» Exercise objective: Write the records below out again exactly as given, with no images.

» Dataset records:
⁂

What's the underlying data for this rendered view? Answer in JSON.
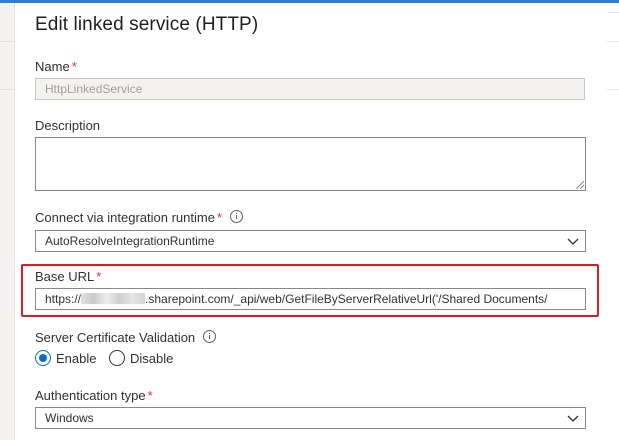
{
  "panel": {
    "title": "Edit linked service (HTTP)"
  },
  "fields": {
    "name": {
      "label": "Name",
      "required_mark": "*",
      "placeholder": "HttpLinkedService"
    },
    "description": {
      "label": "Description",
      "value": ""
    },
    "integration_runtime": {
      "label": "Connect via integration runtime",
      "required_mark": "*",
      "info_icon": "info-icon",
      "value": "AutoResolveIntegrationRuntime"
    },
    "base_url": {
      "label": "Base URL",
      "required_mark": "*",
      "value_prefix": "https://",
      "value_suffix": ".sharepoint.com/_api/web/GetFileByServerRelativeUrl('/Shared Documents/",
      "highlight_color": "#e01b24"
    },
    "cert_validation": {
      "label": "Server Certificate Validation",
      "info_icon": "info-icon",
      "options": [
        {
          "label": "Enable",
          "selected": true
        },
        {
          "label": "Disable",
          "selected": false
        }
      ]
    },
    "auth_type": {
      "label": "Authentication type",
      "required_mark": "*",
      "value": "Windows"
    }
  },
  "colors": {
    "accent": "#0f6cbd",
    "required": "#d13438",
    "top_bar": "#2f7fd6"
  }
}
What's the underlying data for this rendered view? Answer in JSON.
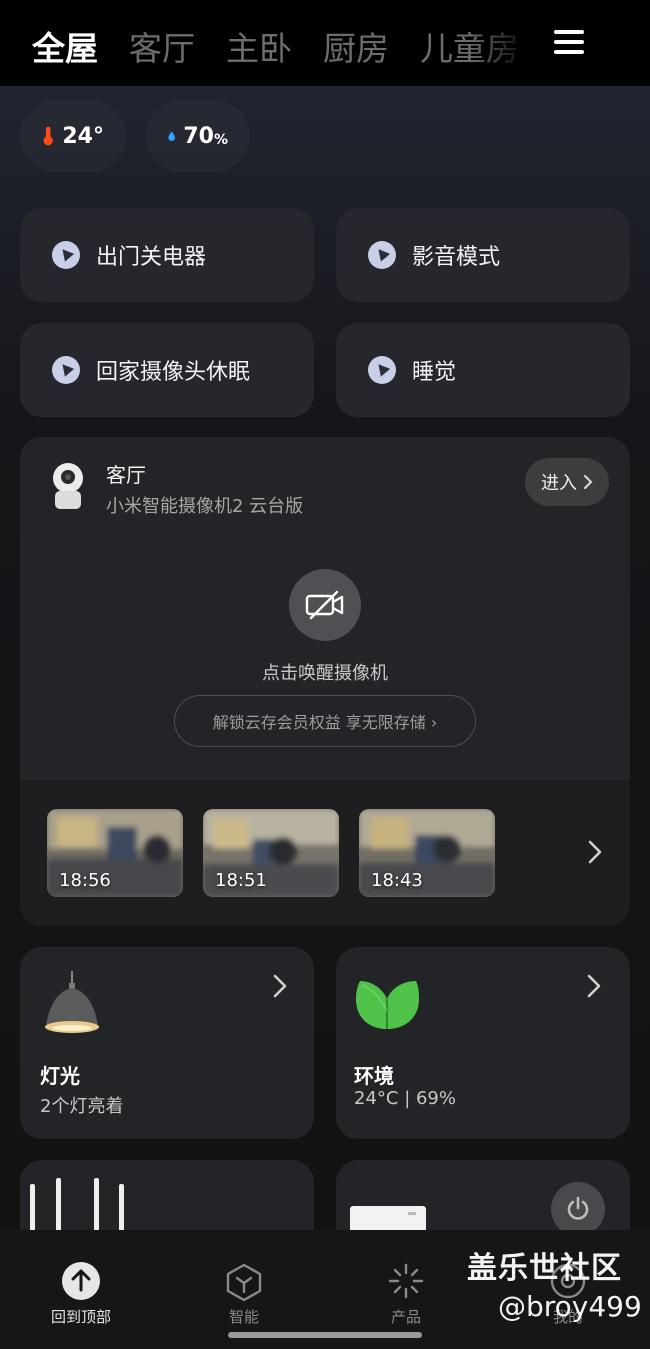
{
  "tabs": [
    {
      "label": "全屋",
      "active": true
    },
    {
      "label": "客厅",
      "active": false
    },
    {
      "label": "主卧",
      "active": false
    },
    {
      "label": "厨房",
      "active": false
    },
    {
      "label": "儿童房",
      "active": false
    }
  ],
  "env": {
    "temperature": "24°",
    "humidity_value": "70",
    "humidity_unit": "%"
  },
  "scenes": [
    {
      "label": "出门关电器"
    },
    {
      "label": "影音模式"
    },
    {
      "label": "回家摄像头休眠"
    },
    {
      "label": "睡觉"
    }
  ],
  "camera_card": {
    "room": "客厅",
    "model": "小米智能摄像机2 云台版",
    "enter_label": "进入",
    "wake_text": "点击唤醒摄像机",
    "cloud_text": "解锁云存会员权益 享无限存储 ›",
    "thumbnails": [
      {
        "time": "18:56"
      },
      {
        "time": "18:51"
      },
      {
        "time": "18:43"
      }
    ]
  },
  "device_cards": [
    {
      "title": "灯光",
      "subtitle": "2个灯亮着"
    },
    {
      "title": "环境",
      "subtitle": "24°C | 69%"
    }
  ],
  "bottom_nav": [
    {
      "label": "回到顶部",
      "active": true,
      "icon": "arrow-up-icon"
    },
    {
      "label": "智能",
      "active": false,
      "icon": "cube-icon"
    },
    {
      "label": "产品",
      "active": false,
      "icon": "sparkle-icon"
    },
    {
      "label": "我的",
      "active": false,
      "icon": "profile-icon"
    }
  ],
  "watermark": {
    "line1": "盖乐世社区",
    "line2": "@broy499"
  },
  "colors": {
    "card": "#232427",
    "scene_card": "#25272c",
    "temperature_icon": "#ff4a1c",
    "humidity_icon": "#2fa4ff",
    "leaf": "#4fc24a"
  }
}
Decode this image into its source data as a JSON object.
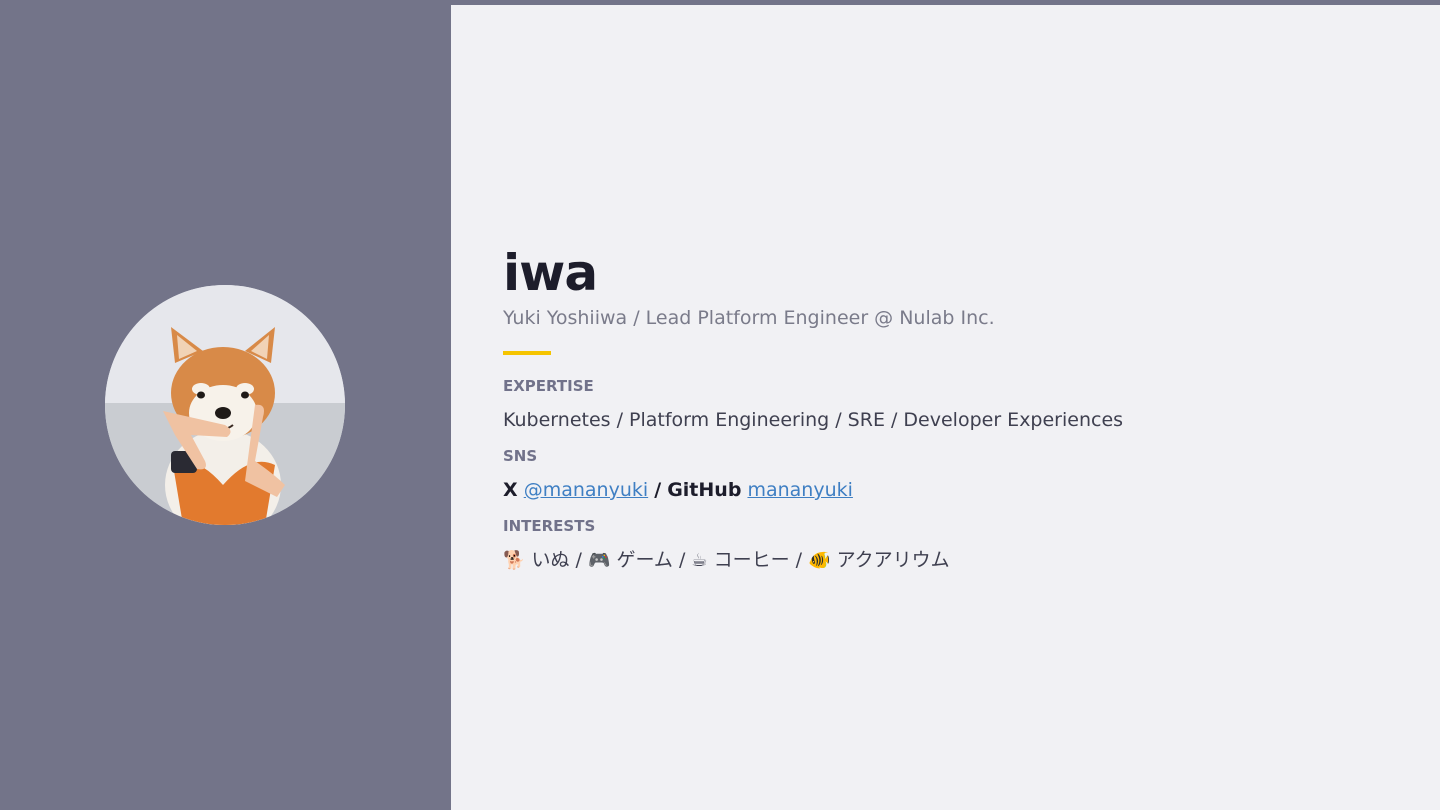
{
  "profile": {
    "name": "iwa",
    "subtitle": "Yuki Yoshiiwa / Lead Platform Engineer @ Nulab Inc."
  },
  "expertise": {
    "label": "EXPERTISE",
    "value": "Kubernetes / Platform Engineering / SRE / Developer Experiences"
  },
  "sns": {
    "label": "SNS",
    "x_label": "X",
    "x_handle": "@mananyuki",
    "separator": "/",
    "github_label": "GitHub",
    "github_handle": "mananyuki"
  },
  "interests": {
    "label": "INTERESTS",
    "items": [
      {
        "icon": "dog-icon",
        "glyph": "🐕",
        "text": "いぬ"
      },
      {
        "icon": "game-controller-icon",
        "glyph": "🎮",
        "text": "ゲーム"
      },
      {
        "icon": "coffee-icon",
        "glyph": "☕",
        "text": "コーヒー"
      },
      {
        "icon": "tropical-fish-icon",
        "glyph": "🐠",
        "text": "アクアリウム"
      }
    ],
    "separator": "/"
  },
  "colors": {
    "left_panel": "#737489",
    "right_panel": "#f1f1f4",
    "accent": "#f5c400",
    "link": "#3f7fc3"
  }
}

⁂

» Full response:
What's the underlying data for this rendered view? Answer in JSON.
{
  "panel": {
    "title": "Edit linked service (HTTP)"
  },
  "fields": {
    "name": {
      "label": "Name",
      "required_mark": "*",
      "placeholder": "HttpLinkedService"
    },
    "description": {
      "label": "Description",
      "value": ""
    },
    "integration_runtime": {
      "label": "Connect via integration runtime",
      "required_mark": "*",
      "info_icon": "info-icon",
      "value": "AutoResolveIntegrationRuntime"
    },
    "base_url": {
      "label": "Base URL",
      "required_mark": "*",
      "value_prefix": "https://",
      "value_suffix": ".sharepoint.com/_api/web/GetFileByServerRelativeUrl('/Shared Documents/",
      "highlight_color": "#e01b24"
    },
    "cert_validation": {
      "label": "Server Certificate Validation",
      "info_icon": "info-icon",
      "options": [
        {
          "label": "Enable",
          "selected": true
        },
        {
          "label": "Disable",
          "selected": false
        }
      ]
    },
    "auth_type": {
      "label": "Authentication type",
      "required_mark": "*",
      "value": "Windows"
    }
  },
  "colors": {
    "accent": "#0f6cbd",
    "required": "#d13438",
    "top_bar": "#2f7fd6"
  }
}
What's the underlying data for this rendered view? Answer in JSON.
{
  "tabs": [
    {
      "label": "全屋",
      "active": true
    },
    {
      "label": "客厅",
      "active": false
    },
    {
      "label": "主卧",
      "active": false
    },
    {
      "label": "厨房",
      "active": false
    },
    {
      "label": "儿童房",
      "active": false
    }
  ],
  "env": {
    "temperature": "24°",
    "humidity_value": "70",
    "humidity_unit": "%"
  },
  "scenes": [
    {
      "label": "出门关电器"
    },
    {
      "label": "影音模式"
    },
    {
      "label": "回家摄像头休眠"
    },
    {
      "label": "睡觉"
    }
  ],
  "camera_card": {
    "room": "客厅",
    "model": "小米智能摄像机2 云台版",
    "enter_label": "进入",
    "wake_text": "点击唤醒摄像机",
    "cloud_text": "解锁云存会员权益 享无限存储 ›",
    "thumbnails": [
      {
        "time": "18:56"
      },
      {
        "time": "18:51"
      },
      {
        "time": "18:43"
      }
    ]
  },
  "device_cards": [
    {
      "title": "灯光",
      "subtitle": "2个灯亮着"
    },
    {
      "title": "环境",
      "subtitle": "24°C | 69%"
    }
  ],
  "bottom_nav": [
    {
      "label": "回到顶部",
      "active": true,
      "icon": "arrow-up-icon"
    },
    {
      "label": "智能",
      "active": false,
      "icon": "cube-icon"
    },
    {
      "label": "产品",
      "active": false,
      "icon": "sparkle-icon"
    },
    {
      "label": "我的",
      "active": false,
      "icon": "profile-icon"
    }
  ],
  "watermark": {
    "line1": "盖乐世社区",
    "line2": "@broy499"
  },
  "colors": {
    "card": "#232427",
    "scene_card": "#25272c",
    "temperature_icon": "#ff4a1c",
    "humidity_icon": "#2fa4ff",
    "leaf": "#4fc24a"
  }
}
Decode this image into its source data as a JSON object.
{
  "profile": {
    "name": "iwa",
    "subtitle": "Yuki Yoshiiwa / Lead Platform Engineer @ Nulab Inc."
  },
  "expertise": {
    "label": "EXPERTISE",
    "value": "Kubernetes / Platform Engineering / SRE / Developer Experiences"
  },
  "sns": {
    "label": "SNS",
    "x_label": "X",
    "x_handle": "@mananyuki",
    "separator": "/",
    "github_label": "GitHub",
    "github_handle": "mananyuki"
  },
  "interests": {
    "label": "INTERESTS",
    "items": [
      {
        "icon": "dog-icon",
        "glyph": "🐕",
        "text": "いぬ"
      },
      {
        "icon": "game-controller-icon",
        "glyph": "🎮",
        "text": "ゲーム"
      },
      {
        "icon": "coffee-icon",
        "glyph": "☕",
        "text": "コーヒー"
      },
      {
        "icon": "tropical-fish-icon",
        "glyph": "🐠",
        "text": "アクアリウム"
      }
    ],
    "separator": "/"
  },
  "colors": {
    "left_panel": "#737489",
    "right_panel": "#f1f1f4",
    "accent": "#f5c400",
    "link": "#3f7fc3"
  }
}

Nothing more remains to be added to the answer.